### SOURCE
********************
Now, who has the right to decide on the means best suited to obtain the end? The authority!
There are the five principles that I submit for your reflection, and I thank my superiors with all my heart for the Society of St. Pius X that allows and helps me to practice them without hindrance.
Allow me again to speak of my small experience, which I believe you have always held in esteem:
Through numerous retreats, pilgrimages, days of recollection, our publications and public conferences, we apply the GREAT PRINCIPLE to the letter. I don’t know if anywhere else in the world there are as many public conferences whose goal is to defend our Faith and denounce error. The result is an ever growing number of faithful (especially youth) solidly anchored in the Faith of all times and acting against the modernist errors.
Thanks to the foundation of the traditional M.I. almost half of our faithful (about 1,000) form themselves after the principles and ideals of St. Maximilian: the desire to obey the Immaculate by understanding the role of the instruments she uses to guide us. Upon discovering the betrayal and infidelity of the official clergy, and at the same time our fidelity, they cling to Tradition and live ever more in a supernatural obedience. There are only two sorts of faithful who stir up trouble to divide Tradition: the sedevacantists and the Resistance.
********************
### ENTRIES PROVIDED
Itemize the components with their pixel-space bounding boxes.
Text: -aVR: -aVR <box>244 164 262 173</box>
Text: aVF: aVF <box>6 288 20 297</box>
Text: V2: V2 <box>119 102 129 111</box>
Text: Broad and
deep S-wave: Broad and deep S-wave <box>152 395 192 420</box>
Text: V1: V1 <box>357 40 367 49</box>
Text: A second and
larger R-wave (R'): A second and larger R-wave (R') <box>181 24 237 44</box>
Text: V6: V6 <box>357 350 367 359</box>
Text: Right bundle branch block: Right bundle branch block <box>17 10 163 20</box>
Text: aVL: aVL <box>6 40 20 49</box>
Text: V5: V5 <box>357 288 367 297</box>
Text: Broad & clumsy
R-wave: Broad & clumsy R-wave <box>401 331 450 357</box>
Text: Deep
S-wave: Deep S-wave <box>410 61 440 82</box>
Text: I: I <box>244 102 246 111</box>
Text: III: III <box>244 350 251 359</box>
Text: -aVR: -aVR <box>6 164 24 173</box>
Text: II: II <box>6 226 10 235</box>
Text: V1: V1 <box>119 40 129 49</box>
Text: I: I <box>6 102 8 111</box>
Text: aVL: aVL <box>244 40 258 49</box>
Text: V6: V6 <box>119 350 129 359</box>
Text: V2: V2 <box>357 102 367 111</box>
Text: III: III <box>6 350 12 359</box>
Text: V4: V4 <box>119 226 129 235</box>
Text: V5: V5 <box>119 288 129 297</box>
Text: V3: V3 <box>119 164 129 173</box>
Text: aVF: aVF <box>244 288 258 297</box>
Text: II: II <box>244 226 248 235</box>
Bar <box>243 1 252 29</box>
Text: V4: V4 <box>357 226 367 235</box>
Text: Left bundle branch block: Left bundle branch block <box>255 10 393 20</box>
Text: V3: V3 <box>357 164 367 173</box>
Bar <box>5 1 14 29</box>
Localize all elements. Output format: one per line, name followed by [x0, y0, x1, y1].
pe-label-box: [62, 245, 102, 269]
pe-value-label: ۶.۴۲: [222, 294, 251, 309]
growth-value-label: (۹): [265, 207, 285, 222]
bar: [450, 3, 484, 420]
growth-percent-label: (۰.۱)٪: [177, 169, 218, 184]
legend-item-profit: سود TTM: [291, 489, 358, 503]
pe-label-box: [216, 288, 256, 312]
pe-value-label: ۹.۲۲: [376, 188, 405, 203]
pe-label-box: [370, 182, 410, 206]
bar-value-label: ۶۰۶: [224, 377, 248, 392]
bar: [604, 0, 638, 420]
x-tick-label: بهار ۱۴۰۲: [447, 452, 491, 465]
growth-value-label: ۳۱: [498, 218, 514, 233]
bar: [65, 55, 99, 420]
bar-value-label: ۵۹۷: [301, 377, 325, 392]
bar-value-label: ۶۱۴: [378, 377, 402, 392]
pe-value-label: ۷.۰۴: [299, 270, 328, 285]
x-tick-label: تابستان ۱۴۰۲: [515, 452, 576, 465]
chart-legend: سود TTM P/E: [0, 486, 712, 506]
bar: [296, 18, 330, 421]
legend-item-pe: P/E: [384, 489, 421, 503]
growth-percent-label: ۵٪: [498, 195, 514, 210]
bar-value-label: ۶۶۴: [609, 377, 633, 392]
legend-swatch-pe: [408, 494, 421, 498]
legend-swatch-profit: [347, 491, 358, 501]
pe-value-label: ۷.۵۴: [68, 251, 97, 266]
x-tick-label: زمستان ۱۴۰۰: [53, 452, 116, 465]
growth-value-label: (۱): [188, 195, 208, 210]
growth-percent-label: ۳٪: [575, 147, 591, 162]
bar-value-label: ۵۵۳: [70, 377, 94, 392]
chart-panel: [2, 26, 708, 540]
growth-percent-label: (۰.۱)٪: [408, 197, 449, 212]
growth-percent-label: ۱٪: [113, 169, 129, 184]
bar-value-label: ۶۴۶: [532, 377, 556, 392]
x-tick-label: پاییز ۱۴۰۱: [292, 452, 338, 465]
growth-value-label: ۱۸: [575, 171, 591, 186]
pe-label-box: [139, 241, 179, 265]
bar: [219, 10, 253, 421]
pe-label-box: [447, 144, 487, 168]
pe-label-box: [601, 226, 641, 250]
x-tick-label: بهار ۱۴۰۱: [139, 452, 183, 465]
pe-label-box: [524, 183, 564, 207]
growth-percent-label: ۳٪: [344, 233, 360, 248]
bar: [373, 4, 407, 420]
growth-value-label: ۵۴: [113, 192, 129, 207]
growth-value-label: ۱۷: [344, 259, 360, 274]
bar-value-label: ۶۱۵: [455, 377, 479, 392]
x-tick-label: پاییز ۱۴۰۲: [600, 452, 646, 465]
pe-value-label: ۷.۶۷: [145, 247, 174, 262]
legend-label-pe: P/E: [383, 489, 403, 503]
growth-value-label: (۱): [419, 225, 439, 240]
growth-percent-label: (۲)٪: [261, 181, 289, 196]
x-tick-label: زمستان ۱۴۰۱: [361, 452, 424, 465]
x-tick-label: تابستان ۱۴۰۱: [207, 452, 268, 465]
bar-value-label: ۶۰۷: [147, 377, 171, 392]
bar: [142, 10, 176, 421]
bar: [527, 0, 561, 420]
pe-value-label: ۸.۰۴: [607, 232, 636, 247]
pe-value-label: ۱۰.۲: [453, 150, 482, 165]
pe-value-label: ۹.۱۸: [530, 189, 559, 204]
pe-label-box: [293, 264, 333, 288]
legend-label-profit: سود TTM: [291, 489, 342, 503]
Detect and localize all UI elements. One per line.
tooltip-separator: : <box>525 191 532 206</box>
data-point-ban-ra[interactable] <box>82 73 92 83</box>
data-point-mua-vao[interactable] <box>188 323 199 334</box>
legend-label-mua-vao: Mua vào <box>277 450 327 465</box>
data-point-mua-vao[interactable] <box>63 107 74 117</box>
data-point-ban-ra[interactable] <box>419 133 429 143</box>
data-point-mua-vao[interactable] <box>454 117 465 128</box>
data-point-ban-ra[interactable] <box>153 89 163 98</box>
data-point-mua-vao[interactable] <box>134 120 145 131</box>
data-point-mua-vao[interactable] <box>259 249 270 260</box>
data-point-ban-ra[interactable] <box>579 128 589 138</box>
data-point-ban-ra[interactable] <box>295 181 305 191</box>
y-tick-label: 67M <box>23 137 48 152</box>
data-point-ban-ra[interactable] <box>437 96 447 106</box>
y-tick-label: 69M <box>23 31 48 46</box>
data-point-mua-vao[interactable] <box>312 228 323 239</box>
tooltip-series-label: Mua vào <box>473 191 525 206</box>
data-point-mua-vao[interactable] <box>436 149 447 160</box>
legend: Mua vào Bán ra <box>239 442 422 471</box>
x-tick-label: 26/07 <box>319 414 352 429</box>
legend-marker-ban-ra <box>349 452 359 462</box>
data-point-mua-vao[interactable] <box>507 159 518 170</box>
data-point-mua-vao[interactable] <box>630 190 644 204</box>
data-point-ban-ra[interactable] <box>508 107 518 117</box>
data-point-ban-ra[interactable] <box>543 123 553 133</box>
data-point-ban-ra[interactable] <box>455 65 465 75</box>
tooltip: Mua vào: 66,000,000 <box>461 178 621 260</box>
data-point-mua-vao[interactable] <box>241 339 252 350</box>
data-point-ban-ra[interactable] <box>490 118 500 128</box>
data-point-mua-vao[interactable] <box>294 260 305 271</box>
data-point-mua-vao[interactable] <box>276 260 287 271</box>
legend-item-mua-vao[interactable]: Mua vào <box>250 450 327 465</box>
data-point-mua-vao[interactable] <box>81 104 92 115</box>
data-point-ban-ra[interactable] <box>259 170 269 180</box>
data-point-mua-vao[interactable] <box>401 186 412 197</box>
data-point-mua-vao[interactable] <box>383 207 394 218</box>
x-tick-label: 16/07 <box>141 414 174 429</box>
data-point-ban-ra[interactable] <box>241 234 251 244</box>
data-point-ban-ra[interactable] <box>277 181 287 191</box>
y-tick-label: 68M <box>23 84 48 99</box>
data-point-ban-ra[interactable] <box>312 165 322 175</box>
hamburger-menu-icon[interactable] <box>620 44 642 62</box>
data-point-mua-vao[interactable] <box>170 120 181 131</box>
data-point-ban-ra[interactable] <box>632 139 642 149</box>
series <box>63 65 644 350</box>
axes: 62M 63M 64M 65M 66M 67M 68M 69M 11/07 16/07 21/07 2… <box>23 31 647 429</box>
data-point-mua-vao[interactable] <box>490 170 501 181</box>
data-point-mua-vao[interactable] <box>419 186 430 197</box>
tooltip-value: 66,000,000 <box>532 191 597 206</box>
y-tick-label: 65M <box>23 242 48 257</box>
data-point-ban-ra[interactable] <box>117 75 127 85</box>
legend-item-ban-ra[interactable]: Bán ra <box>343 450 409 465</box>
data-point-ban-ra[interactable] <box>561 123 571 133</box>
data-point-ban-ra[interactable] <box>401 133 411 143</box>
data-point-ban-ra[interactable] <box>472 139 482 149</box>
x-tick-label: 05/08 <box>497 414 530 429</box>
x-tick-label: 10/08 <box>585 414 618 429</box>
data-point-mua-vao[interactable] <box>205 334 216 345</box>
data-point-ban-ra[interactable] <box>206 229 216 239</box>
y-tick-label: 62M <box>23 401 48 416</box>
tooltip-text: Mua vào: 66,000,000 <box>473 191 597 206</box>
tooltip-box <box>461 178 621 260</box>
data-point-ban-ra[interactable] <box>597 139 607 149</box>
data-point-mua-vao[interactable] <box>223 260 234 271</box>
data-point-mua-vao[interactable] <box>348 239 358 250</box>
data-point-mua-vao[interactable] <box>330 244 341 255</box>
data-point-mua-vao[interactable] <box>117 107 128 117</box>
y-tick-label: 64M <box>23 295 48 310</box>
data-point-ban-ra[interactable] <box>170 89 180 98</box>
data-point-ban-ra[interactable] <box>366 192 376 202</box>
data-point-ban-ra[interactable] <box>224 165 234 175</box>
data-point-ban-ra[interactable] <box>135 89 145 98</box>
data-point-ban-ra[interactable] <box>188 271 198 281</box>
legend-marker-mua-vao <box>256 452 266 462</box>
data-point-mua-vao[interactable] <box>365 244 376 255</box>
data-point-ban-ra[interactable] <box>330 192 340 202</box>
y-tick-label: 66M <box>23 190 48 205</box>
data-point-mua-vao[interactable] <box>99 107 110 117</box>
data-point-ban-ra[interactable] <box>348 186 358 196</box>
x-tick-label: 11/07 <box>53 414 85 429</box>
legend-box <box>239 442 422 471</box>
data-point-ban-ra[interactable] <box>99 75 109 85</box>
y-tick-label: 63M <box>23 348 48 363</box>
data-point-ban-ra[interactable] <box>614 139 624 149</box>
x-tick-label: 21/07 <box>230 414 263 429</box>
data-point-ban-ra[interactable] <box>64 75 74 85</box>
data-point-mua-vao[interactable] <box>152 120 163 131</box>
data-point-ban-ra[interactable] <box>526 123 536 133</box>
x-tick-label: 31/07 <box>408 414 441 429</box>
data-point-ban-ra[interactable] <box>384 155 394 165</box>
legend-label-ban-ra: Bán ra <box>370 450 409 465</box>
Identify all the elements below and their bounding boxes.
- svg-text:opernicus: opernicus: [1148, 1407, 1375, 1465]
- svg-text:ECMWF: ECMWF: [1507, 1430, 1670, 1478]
********************
### INSTRUCTIONS TO FOLLOW
Reproduce the excerpt on obedience between "Now, who has" and "them without hindrance.", inclusive, changing "authority" to "hierarchy".

### RESULT
Now, who has the right to decide on the means best suited to obtain the end? The hierarchy!
There are the five principles that I submit for your reflection, and I thank my superiors with all my heart for the Society of St. Pius X that allows and helps me to practice them without hindrance.